● Work instructions: Below is a listing; reproduce each line of it exactly.

[Recorded data]
=======

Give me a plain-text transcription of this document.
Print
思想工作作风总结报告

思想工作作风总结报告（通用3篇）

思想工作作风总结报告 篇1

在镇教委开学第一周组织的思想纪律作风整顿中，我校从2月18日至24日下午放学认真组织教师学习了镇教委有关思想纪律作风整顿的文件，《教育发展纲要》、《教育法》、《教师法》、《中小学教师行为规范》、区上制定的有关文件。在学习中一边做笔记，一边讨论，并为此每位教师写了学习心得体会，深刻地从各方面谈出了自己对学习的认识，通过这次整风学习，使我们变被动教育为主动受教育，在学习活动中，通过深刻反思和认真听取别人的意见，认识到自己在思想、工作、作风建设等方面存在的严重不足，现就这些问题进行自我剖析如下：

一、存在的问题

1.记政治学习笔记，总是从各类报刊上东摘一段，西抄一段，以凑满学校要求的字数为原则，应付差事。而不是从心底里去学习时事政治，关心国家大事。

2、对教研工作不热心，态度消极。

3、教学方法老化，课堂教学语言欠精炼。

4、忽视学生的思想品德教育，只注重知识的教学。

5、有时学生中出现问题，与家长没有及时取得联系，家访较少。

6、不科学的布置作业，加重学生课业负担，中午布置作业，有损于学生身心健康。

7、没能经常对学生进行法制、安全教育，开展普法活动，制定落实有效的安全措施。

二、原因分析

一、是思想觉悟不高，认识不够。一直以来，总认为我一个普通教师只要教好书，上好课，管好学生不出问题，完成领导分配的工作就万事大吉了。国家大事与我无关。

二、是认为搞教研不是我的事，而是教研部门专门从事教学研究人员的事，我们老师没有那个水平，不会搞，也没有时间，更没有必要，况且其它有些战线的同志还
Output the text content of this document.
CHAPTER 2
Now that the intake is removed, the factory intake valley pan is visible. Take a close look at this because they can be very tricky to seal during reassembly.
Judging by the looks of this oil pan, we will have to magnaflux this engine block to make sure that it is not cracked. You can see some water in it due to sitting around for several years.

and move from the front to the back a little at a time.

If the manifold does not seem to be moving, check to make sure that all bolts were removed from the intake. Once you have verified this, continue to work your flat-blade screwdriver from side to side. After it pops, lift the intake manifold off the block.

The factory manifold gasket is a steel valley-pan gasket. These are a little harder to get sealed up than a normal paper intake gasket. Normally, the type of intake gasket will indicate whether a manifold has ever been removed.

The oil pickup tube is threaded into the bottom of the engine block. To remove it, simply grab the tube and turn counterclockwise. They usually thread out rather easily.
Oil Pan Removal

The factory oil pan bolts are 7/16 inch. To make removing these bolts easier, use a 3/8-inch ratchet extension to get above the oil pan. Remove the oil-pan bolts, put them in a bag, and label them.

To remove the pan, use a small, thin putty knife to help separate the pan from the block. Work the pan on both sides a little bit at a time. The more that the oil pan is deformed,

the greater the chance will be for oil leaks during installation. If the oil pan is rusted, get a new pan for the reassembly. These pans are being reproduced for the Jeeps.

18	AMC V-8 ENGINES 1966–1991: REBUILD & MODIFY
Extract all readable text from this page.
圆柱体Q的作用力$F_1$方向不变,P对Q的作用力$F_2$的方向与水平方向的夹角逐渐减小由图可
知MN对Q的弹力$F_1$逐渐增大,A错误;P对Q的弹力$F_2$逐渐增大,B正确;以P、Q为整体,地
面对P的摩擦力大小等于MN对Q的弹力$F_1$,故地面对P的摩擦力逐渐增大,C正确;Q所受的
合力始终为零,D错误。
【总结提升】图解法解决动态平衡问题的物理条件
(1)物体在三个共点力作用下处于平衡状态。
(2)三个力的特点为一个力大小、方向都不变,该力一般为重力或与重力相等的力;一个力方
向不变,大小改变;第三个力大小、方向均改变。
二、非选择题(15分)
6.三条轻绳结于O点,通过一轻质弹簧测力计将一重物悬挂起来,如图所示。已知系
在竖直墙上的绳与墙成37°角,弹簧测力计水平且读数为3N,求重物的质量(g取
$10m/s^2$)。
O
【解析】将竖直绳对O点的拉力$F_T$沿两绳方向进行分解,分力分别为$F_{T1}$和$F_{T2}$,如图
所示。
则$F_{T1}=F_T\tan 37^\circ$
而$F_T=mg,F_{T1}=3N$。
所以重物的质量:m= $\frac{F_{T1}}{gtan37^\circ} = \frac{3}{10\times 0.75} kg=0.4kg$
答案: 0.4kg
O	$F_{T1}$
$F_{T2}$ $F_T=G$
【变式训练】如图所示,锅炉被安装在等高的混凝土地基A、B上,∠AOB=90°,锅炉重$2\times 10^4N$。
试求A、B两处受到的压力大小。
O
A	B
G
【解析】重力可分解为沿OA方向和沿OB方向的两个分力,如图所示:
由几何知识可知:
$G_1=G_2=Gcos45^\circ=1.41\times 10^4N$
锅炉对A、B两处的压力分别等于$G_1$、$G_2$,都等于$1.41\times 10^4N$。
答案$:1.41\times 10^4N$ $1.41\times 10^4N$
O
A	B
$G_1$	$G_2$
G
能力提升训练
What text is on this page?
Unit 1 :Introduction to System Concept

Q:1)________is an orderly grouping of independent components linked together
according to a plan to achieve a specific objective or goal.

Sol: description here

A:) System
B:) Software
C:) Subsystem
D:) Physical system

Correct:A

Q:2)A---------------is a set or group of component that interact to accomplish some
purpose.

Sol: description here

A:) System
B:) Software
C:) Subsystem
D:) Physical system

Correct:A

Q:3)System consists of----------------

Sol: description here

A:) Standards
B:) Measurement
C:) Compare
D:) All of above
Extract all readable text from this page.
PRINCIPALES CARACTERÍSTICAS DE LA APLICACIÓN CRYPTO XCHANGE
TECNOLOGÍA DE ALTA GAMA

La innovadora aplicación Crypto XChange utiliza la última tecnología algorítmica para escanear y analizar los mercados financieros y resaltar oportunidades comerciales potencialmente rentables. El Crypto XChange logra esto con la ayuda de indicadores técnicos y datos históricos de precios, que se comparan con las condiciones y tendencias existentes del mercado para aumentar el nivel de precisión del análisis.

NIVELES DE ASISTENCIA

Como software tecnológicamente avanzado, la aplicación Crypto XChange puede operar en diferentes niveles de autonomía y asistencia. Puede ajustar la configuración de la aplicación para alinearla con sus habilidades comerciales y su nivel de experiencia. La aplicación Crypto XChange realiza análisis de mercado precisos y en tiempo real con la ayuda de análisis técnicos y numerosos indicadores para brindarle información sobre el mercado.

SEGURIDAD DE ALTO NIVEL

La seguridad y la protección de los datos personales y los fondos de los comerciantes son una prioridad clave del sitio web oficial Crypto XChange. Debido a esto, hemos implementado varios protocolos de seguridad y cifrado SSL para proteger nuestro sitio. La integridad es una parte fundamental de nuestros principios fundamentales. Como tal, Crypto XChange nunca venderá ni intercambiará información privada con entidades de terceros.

=======

● Response below:
Give me a plain-text transcription of this document.
Print
思想工作作风总结报告

思想工作作风总结报告（通用3篇）

思想工作作风总结报告 篇1

在镇教委开学第一周组织的思想纪律作风整顿中，我校从2月18日至24日下午放学认真组织教师学习了镇教委有关思想纪律作风整顿的文件，《教育发展纲要》、《教育法》、《教师法》、《中小学教师行为规范》、区上制定的有关文件。在学习中一边做笔记，一边讨论，并为此每位教师写了学习心得体会，深刻地从各方面谈出了自己对学习的认识，通过这次整风学习，使我们变被动教育为主动受教育，在学习活动中，通过深刻反思和认真听取别人的意见，认识到自己在思想、工作、作风建设等方面存在的严重不足，现就这些问题进行自我剖析如下：

一、存在的问题

1.记政治学习笔记，总是从各类报刊上东摘一段，西抄一段，以凑满学校要求的字数为原则，应付差事。而不是从心底里去学习时事政治，关心国家大事。

2、对教研工作不热心，态度消极。

3、教学方法老化，课堂教学语言欠精炼。

4、忽视学生的思想品德教育，只注重知识的教学。

5、有时学生中出现问题，与家长没有及时取得联系，家访较少。

6、不科学的布置作业，加重学生课业负担，中午布置作业，有损于学生身心健康。

7、没能经常对学生进行法制、安全教育，开展普法活动，制定落实有效的安全措施。

二、原因分析

一、是思想觉悟不高，认识不够。一直以来，总认为我一个普通教师只要教好书，上好课，管好学生不出问题，完成领导分配的工作就万事大吉了。国家大事与我无关。

二、是认为搞教研不是我的事，而是教研部门专门从事教学研究人员的事，我们老师没有那个水平，不会搞，也没有时间，更没有必要，况且其它有些战线的同志还
Output the text content of this document.
CHAPTER 2
Now that the intake is removed, the factory intake valley pan is visible. Take a close look at this because they can be very tricky to seal during reassembly.
Judging by the looks of this oil pan, we will have to magnaflux this engine block to make sure that it is not cracked. You can see some water in it due to sitting around for several years.

and move from the front to the back a little at a time.

If the manifold does not seem to be moving, check to make sure that all bolts were removed from the intake. Once you have verified this, continue to work your flat-blade screwdriver from side to side. After it pops, lift the intake manifold off the block.

The factory manifold gasket is a steel valley-pan gasket. These are a little harder to get sealed up than a normal paper intake gasket. Normally, the type of intake gasket will indicate whether a manifold has ever been removed.

The oil pickup tube is threaded into the bottom of the engine block. To remove it, simply grab the tube and turn counterclockwise. They usually thread out rather easily.
Oil Pan Removal

The factory oil pan bolts are 7/16 inch. To make removing these bolts easier, use a 3/8-inch ratchet extension to get above the oil pan. Remove the oil-pan bolts, put them in a bag, and label them.

To remove the pan, use a small, thin putty knife to help separate the pan from the block. Work the pan on both sides a little bit at a time. The more that the oil pan is deformed,

the greater the chance will be for oil leaks during installation. If the oil pan is rusted, get a new pan for the reassembly. These pans are being reproduced for the Jeeps.

18	AMC V-8 ENGINES 1966–1991: REBUILD & MODIFY
Extract all readable text from this page.
圆柱体Q的作用力$F_1$方向不变,P对Q的作用力$F_2$的方向与水平方向的夹角逐渐减小由图可
知MN对Q的弹力$F_1$逐渐增大,A错误;P对Q的弹力$F_2$逐渐增大,B正确;以P、Q为整体,地
面对P的摩擦力大小等于MN对Q的弹力$F_1$,故地面对P的摩擦力逐渐增大,C正确;Q所受的
合力始终为零,D错误。
【总结提升】图解法解决动态平衡问题的物理条件
(1)物体在三个共点力作用下处于平衡状态。
(2)三个力的特点为一个力大小、方向都不变,该力一般为重力或与重力相等的力;一个力方
向不变,大小改变;第三个力大小、方向均改变。
二、非选择题(15分)
6.三条轻绳结于O点,通过一轻质弹簧测力计将一重物悬挂起来,如图所示。已知系
在竖直墙上的绳与墙成37°角,弹簧测力计水平且读数为3N,求重物的质量(g取
$10m/s^2$)。
O
【解析】将竖直绳对O点的拉力$F_T$沿两绳方向进行分解,分力分别为$F_{T1}$和$F_{T2}$,如图
所示。
则$F_{T1}=F_T\tan 37^\circ$
而$F_T=mg,F_{T1}=3N$。
所以重物的质量:m= $\frac{F_{T1}}{gtan37^\circ} = \frac{3}{10\times 0.75} kg=0.4kg$
答案: 0.4kg
O	$F_{T1}$
$F_{T2}$ $F_T=G$
【变式训练】如图所示,锅炉被安装在等高的混凝土地基A、B上,∠AOB=90°,锅炉重$2\times 10^4N$。
试求A、B两处受到的压力大小。
O
A	B
G
【解析】重力可分解为沿OA方向和沿OB方向的两个分力,如图所示:
由几何知识可知:
$G_1=G_2=Gcos45^\circ=1.41\times 10^4N$
锅炉对A、B两处的压力分别等于$G_1$、$G_2$,都等于$1.41\times 10^4N$。
答案$:1.41\times 10^4N$ $1.41\times 10^4N$
O
A	B
$G_1$	$G_2$
G
能力提升训练
What text is on this page?
Unit 1 :Introduction to System Concept

Q:1)________is an orderly grouping of independent components linked together
according to a plan to achieve a specific objective or goal.

Sol: description here

A:) System
B:) Software
C:) Subsystem
D:) Physical system

Correct:A

Q:2)A---------------is a set or group of component that interact to accomplish some
purpose.

Sol: description here

A:) System
B:) Software
C:) Subsystem
D:) Physical system

Correct:A

Q:3)System consists of----------------

Sol: description here

A:) Standards
B:) Measurement
C:) Compare
D:) All of above
Extract all readable text from this page.
PRINCIPALES CARACTERÍSTICAS DE LA APLICACIÓN CRYPTO XCHANGE
TECNOLOGÍA DE ALTA GAMA

La innovadora aplicación Crypto XChange utiliza la última tecnología algorítmica para escanear y analizar los mercados financieros y resaltar oportunidades comerciales potencialmente rentables. El Crypto XChange logra esto con la ayuda de indicadores técnicos y datos históricos de precios, que se comparan con las condiciones y tendencias existentes del mercado para aumentar el nivel de precisión del análisis.

NIVELES DE ASISTENCIA

Como software tecnológicamente avanzado, la aplicación Crypto XChange puede operar en diferentes niveles de autonomía y asistencia. Puede ajustar la configuración de la aplicación para alinearla con sus habilidades comerciales y su nivel de experiencia. La aplicación Crypto XChange realiza análisis de mercado precisos y en tiempo real con la ayuda de análisis técnicos y numerosos indicadores para brindarle información sobre el mercado.

SEGURIDAD DE ALTO NIVEL

La seguridad y la protección de los datos personales y los fondos de los comerciantes son una prioridad clave del sitio web oficial Crypto XChange. Debido a esto, hemos implementado varios protocolos de seguridad y cifrado SSL para proteger nuestro sitio. La integridad es una parte fundamental de nuestros principios fundamentales. Como tal, Crypto XChange nunca venderá ni intercambiará información privada con entidades de terceros.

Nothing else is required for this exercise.